What to do
Take the entries below and reproduce them word for word.

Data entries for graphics
______

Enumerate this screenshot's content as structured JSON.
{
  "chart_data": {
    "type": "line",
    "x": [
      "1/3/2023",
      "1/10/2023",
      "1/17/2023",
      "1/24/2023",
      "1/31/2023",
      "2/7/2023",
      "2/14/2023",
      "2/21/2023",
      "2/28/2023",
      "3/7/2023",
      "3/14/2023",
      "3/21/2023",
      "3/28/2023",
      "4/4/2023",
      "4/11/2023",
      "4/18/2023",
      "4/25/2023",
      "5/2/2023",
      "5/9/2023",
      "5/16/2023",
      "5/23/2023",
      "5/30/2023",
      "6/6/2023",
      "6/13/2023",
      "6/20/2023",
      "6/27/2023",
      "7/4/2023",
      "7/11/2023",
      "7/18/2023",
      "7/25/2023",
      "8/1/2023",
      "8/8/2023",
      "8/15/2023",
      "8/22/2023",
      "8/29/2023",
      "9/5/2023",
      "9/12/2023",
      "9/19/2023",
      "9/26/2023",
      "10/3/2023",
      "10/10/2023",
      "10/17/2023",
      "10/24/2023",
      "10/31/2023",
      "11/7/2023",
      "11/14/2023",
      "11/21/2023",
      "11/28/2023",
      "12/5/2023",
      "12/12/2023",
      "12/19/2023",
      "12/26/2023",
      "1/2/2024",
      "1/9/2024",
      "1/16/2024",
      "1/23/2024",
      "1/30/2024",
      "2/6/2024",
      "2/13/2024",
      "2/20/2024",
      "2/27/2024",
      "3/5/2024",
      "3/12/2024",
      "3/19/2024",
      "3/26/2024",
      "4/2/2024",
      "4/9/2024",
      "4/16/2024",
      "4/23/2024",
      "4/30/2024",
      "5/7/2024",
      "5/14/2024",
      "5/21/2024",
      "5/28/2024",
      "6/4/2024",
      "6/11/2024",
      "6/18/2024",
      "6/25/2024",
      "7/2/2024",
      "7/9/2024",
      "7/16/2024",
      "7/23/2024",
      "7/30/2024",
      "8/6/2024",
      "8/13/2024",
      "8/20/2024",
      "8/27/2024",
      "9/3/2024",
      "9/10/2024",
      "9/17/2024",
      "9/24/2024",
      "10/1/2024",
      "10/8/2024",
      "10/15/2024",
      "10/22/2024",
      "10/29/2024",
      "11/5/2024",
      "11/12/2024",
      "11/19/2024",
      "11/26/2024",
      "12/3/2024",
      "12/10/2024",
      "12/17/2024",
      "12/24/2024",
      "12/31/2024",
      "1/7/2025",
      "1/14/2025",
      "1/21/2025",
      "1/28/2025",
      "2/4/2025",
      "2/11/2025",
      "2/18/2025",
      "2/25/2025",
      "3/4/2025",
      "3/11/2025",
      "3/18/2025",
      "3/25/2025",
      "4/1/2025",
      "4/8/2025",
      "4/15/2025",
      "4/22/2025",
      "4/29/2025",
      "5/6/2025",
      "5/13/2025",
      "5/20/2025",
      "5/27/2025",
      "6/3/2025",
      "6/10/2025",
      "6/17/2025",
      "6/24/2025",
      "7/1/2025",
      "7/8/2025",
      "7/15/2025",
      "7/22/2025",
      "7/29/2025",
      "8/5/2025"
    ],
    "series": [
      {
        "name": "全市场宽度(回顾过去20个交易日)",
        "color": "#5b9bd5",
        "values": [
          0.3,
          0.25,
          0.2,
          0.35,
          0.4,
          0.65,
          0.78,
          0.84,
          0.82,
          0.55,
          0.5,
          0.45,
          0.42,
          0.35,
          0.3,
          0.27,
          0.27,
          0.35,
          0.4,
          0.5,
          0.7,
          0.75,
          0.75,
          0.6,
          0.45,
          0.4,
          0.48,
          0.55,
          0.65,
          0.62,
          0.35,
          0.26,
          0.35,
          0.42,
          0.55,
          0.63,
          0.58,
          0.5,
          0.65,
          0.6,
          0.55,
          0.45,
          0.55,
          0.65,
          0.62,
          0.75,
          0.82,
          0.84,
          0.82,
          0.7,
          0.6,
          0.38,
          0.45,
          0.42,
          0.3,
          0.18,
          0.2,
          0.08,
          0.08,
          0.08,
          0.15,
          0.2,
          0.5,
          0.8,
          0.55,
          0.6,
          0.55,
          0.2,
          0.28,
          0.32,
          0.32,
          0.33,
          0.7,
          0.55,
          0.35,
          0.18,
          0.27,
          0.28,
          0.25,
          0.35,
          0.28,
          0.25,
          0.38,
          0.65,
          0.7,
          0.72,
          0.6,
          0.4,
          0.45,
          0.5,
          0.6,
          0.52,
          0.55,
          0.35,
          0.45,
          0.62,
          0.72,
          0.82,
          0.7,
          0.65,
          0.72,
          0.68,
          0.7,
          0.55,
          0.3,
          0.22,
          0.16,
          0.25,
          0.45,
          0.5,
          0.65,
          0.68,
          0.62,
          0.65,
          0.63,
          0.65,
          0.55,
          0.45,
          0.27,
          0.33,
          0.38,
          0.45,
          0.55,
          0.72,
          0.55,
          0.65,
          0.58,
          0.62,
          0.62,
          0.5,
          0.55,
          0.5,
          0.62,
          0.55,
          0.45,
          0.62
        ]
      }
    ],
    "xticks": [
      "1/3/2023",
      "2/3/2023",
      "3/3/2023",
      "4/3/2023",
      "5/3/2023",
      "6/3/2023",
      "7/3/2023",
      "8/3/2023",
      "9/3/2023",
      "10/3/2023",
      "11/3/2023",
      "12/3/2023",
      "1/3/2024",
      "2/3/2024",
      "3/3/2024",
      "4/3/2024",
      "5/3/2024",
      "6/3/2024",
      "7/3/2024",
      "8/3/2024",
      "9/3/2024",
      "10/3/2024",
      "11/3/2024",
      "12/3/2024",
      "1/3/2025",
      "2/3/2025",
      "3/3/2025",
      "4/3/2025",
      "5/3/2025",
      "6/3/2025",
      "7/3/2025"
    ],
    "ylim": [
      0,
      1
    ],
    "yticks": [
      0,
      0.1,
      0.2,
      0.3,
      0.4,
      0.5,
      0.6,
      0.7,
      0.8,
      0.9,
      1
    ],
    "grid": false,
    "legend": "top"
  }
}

______

Full answer
Enumerate this screenshot's content as structured JSON.
{
  "chart_data": {
    "type": "line",
    "x": [
      "1/3/2023",
      "1/10/2023",
      "1/17/2023",
      "1/24/2023",
      "1/31/2023",
      "2/7/2023",
      "2/14/2023",
      "2/21/2023",
      "2/28/2023",
      "3/7/2023",
      "3/14/2023",
      "3/21/2023",
      "3/28/2023",
      "4/4/2023",
      "4/11/2023",
      "4/18/2023",
      "4/25/2023",
      "5/2/2023",
      "5/9/2023",
      "5/16/2023",
      "5/23/2023",
      "5/30/2023",
      "6/6/2023",
      "6/13/2023",
      "6/20/2023",
      "6/27/2023",
      "7/4/2023",
      "7/11/2023",
      "7/18/2023",
      "7/25/2023",
      "8/1/2023",
      "8/8/2023",
      "8/15/2023",
      "8/22/2023",
      "8/29/2023",
      "9/5/2023",
      "9/12/2023",
      "9/19/2023",
      "9/26/2023",
      "10/3/2023",
      "10/10/2023",
      "10/17/2023",
      "10/24/2023",
      "10/31/2023",
      "11/7/2023",
      "11/14/2023",
      "11/21/2023",
      "11/28/2023",
      "12/5/2023",
      "12/12/2023",
      "12/19/2023",
      "12/26/2023",
      "1/2/2024",
      "1/9/2024",
      "1/16/2024",
      "1/23/2024",
      "1/30/2024",
      "2/6/2024",
      "2/13/2024",
      "2/20/2024",
      "2/27/2024",
      "3/5/2024",
      "3/12/2024",
      "3/19/2024",
      "3/26/2024",
      "4/2/2024",
      "4/9/2024",
      "4/16/2024",
      "4/23/2024",
      "4/30/2024",
      "5/7/2024",
      "5/14/2024",
      "5/21/2024",
      "5/28/2024",
      "6/4/2024",
      "6/11/2024",
      "6/18/2024",
      "6/25/2024",
      "7/2/2024",
      "7/9/2024",
      "7/16/2024",
      "7/23/2024",
      "7/30/2024",
      "8/6/2024",
      "8/13/2024",
      "8/20/2024",
      "8/27/2024",
      "9/3/2024",
      "9/10/2024",
      "9/17/2024",
      "9/24/2024",
      "10/1/2024",
      "10/8/2024",
      "10/15/2024",
      "10/22/2024",
      "10/29/2024",
      "11/5/2024",
      "11/12/2024",
      "11/19/2024",
      "11/26/2024",
      "12/3/2024",
      "12/10/2024",
      "12/17/2024",
      "12/24/2024",
      "12/31/2024",
      "1/7/2025",
      "1/14/2025",
      "1/21/2025",
      "1/28/2025",
      "2/4/2025",
      "2/11/2025",
      "2/18/2025",
      "2/25/2025",
      "3/4/2025",
      "3/11/2025",
      "3/18/2025",
      "3/25/2025",
      "4/1/2025",
      "4/8/2025",
      "4/15/2025",
      "4/22/2025",
      "4/29/2025",
      "5/6/2025",
      "5/13/2025",
      "5/20/2025",
      "5/27/2025",
      "6/3/2025",
      "6/10/2025",
      "6/17/2025",
      "6/24/2025",
      "7/1/2025",
      "7/8/2025",
      "7/15/2025",
      "7/22/2025",
      "7/29/2025",
      "8/5/2025"
    ],
    "series": [
      {
        "name": "全市场宽度(回顾过去20个交易日)",
        "color": "#5b9bd5",
        "values": [
          0.3,
          0.25,
          0.2,
          0.35,
          0.4,
          0.65,
          0.78,
          0.84,
          0.82,
          0.55,
          0.5,
          0.45,
          0.42,
          0.35,
          0.3,
          0.27,
          0.27,
          0.35,
          0.4,
          0.5,
          0.7,
          0.75,
          0.75,
          0.6,
          0.45,
          0.4,
          0.48,
          0.55,
          0.65,
          0.62,
          0.35,
          0.26,
          0.35,
          0.42,
          0.55,
          0.63,
          0.58,
          0.5,
          0.65,
          0.6,
          0.55,
          0.45,
          0.55,
          0.65,
          0.62,
          0.75,
          0.82,
          0.84,
          0.82,
          0.7,
          0.6,
          0.38,
          0.45,
          0.42,
          0.3,
          0.18,
          0.2,
          0.08,
          0.08,
          0.08,
          0.15,
          0.2,
          0.5,
          0.8,
          0.55,
          0.6,
          0.55,
          0.2,
          0.28,
          0.32,
          0.32,
          0.33,
          0.7,
          0.55,
          0.35,
          0.18,
          0.27,
          0.28,
          0.25,
          0.35,
          0.28,
          0.25,
          0.38,
          0.65,
          0.7,
          0.72,
          0.6,
          0.4,
          0.45,
          0.5,
          0.6,
          0.52,
          0.55,
          0.35,
          0.45,
          0.62,
          0.72,
          0.82,
          0.7,
          0.65,
          0.72,
          0.68,
          0.7,
          0.55,
          0.3,
          0.22,
          0.16,
          0.25,
          0.45,
          0.5,
          0.65,
          0.68,
          0.62,
          0.65,
          0.63,
          0.65,
          0.55,
          0.45,
          0.27,
          0.33,
          0.38,
          0.45,
          0.55,
          0.72,
          0.55,
          0.65,
          0.58,
          0.62,
          0.62,
          0.5,
          0.55,
          0.5,
          0.62,
          0.55,
          0.45,
          0.62
        ]
      }
    ],
    "xticks": [
      "1/3/2023",
      "2/3/2023",
      "3/3/2023",
      "4/3/2023",
      "5/3/2023",
      "6/3/2023",
      "7/3/2023",
      "8/3/2023",
      "9/3/2023",
      "10/3/2023",
      "11/3/2023",
      "12/3/2023",
      "1/3/2024",
      "2/3/2024",
      "3/3/2024",
      "4/3/2024",
      "5/3/2024",
      "6/3/2024",
      "7/3/2024",
      "8/3/2024",
      "9/3/2024",
      "10/3/2024",
      "11/3/2024",
      "12/3/2024",
      "1/3/2025",
      "2/3/2025",
      "3/3/2025",
      "4/3/2025",
      "5/3/2025",
      "6/3/2025",
      "7/3/2025"
    ],
    "ylim": [
      0,
      1
    ],
    "yticks": [
      0,
      0.1,
      0.2,
      0.3,
      0.4,
      0.5,
      0.6,
      0.7,
      0.8,
      0.9,
      1
    ],
    "grid": false,
    "legend": "top"
  }
}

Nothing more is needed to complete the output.